→ **What is needed**:
Restate the records in their entirety, word for word.

→ **Data for this exercise**:
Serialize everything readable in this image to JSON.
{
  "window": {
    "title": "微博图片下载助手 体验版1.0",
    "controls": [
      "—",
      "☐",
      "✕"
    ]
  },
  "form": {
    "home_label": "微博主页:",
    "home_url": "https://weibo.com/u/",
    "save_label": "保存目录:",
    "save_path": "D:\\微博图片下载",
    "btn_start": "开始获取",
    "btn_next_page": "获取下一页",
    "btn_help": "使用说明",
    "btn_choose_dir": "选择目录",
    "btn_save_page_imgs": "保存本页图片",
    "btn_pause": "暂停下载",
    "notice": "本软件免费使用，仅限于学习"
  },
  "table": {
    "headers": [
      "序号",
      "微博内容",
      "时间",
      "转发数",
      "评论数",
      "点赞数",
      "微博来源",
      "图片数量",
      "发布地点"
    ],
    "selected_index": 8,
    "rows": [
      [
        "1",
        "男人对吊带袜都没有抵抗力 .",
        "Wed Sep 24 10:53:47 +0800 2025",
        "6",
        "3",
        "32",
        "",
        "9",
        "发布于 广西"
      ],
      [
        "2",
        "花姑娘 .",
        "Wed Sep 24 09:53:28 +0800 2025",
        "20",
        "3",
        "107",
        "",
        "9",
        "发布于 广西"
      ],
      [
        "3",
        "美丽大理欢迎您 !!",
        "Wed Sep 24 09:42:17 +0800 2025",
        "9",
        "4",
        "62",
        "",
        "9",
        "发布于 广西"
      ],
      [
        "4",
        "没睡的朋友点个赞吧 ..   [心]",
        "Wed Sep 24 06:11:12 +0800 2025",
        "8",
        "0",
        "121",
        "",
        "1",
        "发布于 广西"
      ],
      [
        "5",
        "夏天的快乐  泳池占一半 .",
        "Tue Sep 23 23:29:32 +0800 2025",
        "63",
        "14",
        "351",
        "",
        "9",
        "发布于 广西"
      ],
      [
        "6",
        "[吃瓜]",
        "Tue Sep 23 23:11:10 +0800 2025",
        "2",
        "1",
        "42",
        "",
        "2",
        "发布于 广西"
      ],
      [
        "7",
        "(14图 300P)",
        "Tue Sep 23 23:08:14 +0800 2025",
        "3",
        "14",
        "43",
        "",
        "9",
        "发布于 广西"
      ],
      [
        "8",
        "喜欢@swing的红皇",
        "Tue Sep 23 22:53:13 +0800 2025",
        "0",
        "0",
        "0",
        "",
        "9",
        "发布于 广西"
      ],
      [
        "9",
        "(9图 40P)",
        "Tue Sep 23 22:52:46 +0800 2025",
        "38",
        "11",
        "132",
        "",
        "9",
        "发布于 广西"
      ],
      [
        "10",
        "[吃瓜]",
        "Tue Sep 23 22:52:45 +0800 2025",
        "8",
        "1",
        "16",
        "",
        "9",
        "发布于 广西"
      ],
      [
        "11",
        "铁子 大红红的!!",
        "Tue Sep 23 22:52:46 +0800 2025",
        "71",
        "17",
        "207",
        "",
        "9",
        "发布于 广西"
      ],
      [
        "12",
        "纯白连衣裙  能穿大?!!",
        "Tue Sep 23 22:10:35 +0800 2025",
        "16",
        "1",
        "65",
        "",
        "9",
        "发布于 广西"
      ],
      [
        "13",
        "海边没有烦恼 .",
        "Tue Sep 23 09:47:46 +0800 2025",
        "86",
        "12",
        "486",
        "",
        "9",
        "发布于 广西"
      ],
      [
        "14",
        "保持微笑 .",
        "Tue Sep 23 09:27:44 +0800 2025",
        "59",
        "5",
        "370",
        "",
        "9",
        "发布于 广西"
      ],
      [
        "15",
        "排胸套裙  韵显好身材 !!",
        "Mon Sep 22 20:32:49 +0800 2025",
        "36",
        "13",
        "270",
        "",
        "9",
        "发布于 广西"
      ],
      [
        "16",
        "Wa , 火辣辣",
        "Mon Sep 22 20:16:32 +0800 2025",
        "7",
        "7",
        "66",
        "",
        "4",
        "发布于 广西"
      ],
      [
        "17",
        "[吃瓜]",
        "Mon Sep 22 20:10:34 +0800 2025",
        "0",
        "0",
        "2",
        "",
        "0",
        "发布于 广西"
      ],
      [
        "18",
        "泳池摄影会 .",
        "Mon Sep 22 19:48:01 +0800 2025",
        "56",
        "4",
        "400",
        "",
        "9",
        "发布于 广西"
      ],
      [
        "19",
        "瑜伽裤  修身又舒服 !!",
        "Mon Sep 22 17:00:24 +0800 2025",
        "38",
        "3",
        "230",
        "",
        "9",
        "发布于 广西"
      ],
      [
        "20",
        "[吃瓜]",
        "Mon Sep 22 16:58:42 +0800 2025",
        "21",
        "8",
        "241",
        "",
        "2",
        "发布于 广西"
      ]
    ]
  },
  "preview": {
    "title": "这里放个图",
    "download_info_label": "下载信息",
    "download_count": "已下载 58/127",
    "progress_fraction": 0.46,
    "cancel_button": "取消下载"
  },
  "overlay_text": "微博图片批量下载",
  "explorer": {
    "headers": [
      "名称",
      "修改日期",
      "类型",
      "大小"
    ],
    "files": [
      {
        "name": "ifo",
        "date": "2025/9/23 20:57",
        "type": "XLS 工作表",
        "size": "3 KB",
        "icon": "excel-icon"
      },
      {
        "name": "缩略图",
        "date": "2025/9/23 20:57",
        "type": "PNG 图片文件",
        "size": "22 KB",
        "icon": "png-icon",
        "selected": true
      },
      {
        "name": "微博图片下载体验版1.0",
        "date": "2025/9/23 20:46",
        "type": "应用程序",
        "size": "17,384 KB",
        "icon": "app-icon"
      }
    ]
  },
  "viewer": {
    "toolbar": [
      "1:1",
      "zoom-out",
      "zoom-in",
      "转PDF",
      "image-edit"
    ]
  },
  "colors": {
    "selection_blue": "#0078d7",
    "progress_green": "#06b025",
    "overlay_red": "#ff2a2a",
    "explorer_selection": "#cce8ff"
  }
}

→ **Finished answer**:
Serialize everything readable in this image to JSON.
{
  "window": {
    "title": "微博图片下载助手 体验版1.0",
    "controls": [
      "—",
      "☐",
      "✕"
    ]
  },
  "form": {
    "home_label": "微博主页:",
    "home_url": "https://weibo.com/u/",
    "save_label": "保存目录:",
    "save_path": "D:\\微博图片下载",
    "btn_start": "开始获取",
    "btn_next_page": "获取下一页",
    "btn_help": "使用说明",
    "btn_choose_dir": "选择目录",
    "btn_save_page_imgs": "保存本页图片",
    "btn_pause": "暂停下载",
    "notice": "本软件免费使用，仅限于学习"
  },
  "table": {
    "headers": [
      "序号",
      "微博内容",
      "时间",
      "转发数",
      "评论数",
      "点赞数",
      "微博来源",
      "图片数量",
      "发布地点"
    ],
    "selected_index": 8,
    "rows": [
      [
        "1",
        "男人对吊带袜都没有抵抗力 .",
        "Wed Sep 24 10:53:47 +0800 2025",
        "6",
        "3",
        "32",
        "",
        "9",
        "发布于 广西"
      ],
      [
        "2",
        "花姑娘 .",
        "Wed Sep 24 09:53:28 +0800 2025",
        "20",
        "3",
        "107",
        "",
        "9",
        "发布于 广西"
      ],
      [
        "3",
        "美丽大理欢迎您 !!",
        "Wed Sep 24 09:42:17 +0800 2025",
        "9",
        "4",
        "62",
        "",
        "9",
        "发布于 广西"
      ],
      [
        "4",
        "没睡的朋友点个赞吧 ..   [心]",
        "Wed Sep 24 06:11:12 +0800 2025",
        "8",
        "0",
        "121",
        "",
        "1",
        "发布于 广西"
      ],
      [
        "5",
        "夏天的快乐  泳池占一半 .",
        "Tue Sep 23 23:29:32 +0800 2025",
        "63",
        "14",
        "351",
        "",
        "9",
        "发布于 广西"
      ],
      [
        "6",
        "[吃瓜]",
        "Tue Sep 23 23:11:10 +0800 2025",
        "2",
        "1",
        "42",
        "",
        "2",
        "发布于 广西"
      ],
      [
        "7",
        "(14图 300P)",
        "Tue Sep 23 23:08:14 +0800 2025",
        "3",
        "14",
        "43",
        "",
        "9",
        "发布于 广西"
      ],
      [
        "8",
        "喜欢@swing的红皇",
        "Tue Sep 23 22:53:13 +0800 2025",
        "0",
        "0",
        "0",
        "",
        "9",
        "发布于 广西"
      ],
      [
        "9",
        "(9图 40P)",
        "Tue Sep 23 22:52:46 +0800 2025",
        "38",
        "11",
        "132",
        "",
        "9",
        "发布于 广西"
      ],
      [
        "10",
        "[吃瓜]",
        "Tue Sep 23 22:52:45 +0800 2025",
        "8",
        "1",
        "16",
        "",
        "9",
        "发布于 广西"
      ],
      [
        "11",
        "铁子 大红红的!!",
        "Tue Sep 23 22:52:46 +0800 2025",
        "71",
        "17",
        "207",
        "",
        "9",
        "发布于 广西"
      ],
      [
        "12",
        "纯白连衣裙  能穿大?!!",
        "Tue Sep 23 22:10:35 +0800 2025",
        "16",
        "1",
        "65",
        "",
        "9",
        "发布于 广西"
      ],
      [
        "13",
        "海边没有烦恼 .",
        "Tue Sep 23 09:47:46 +0800 2025",
        "86",
        "12",
        "486",
        "",
        "9",
        "发布于 广西"
      ],
      [
        "14",
        "保持微笑 .",
        "Tue Sep 23 09:27:44 +0800 2025",
        "59",
        "5",
        "370",
        "",
        "9",
        "发布于 广西"
      ],
      [
        "15",
        "排胸套裙  韵显好身材 !!",
        "Mon Sep 22 20:32:49 +0800 2025",
        "36",
        "13",
        "270",
        "",
        "9",
        "发布于 广西"
      ],
      [
        "16",
        "Wa , 火辣辣",
        "Mon Sep 22 20:16:32 +0800 2025",
        "7",
        "7",
        "66",
        "",
        "4",
        "发布于 广西"
      ],
      [
        "17",
        "[吃瓜]",
        "Mon Sep 22 20:10:34 +0800 2025",
        "0",
        "0",
        "2",
        "",
        "0",
        "发布于 广西"
      ],
      [
        "18",
        "泳池摄影会 .",
        "Mon Sep 22 19:48:01 +0800 2025",
        "56",
        "4",
        "400",
        "",
        "9",
        "发布于 广西"
      ],
      [
        "19",
        "瑜伽裤  修身又舒服 !!",
        "Mon Sep 22 17:00:24 +0800 2025",
        "38",
        "3",
        "230",
        "",
        "9",
        "发布于 广西"
      ],
      [
        "20",
        "[吃瓜]",
        "Mon Sep 22 16:58:42 +0800 2025",
        "21",
        "8",
        "241",
        "",
        "2",
        "发布于 广西"
      ]
    ]
  },
  "preview": {
    "title": "这里放个图",
    "download_info_label": "下载信息",
    "download_count": "已下载 58/127",
    "progress_fraction": 0.46,
    "cancel_button": "取消下载"
  },
  "overlay_text": "微博图片批量下载",
  "explorer": {
    "headers": [
      "名称",
      "修改日期",
      "类型",
      "大小"
    ],
    "files": [
      {
        "name": "ifo",
        "date": "2025/9/23 20:57",
        "type": "XLS 工作表",
        "size": "3 KB",
        "icon": "excel-icon"
      },
      {
        "name": "缩略图",
        "date": "2025/9/23 20:57",
        "type": "PNG 图片文件",
        "size": "22 KB",
        "icon": "png-icon",
        "selected": true
      },
      {
        "name": "微博图片下载体验版1.0",
        "date": "2025/9/23 20:46",
        "type": "应用程序",
        "size": "17,384 KB",
        "icon": "app-icon"
      }
    ]
  },
  "viewer": {
    "toolbar": [
      "1:1",
      "zoom-out",
      "zoom-in",
      "转PDF",
      "image-edit"
    ]
  },
  "colors": {
    "selection_blue": "#0078d7",
    "progress_green": "#06b025",
    "overlay_red": "#ff2a2a",
    "explorer_selection": "#cce8ff"
  }
}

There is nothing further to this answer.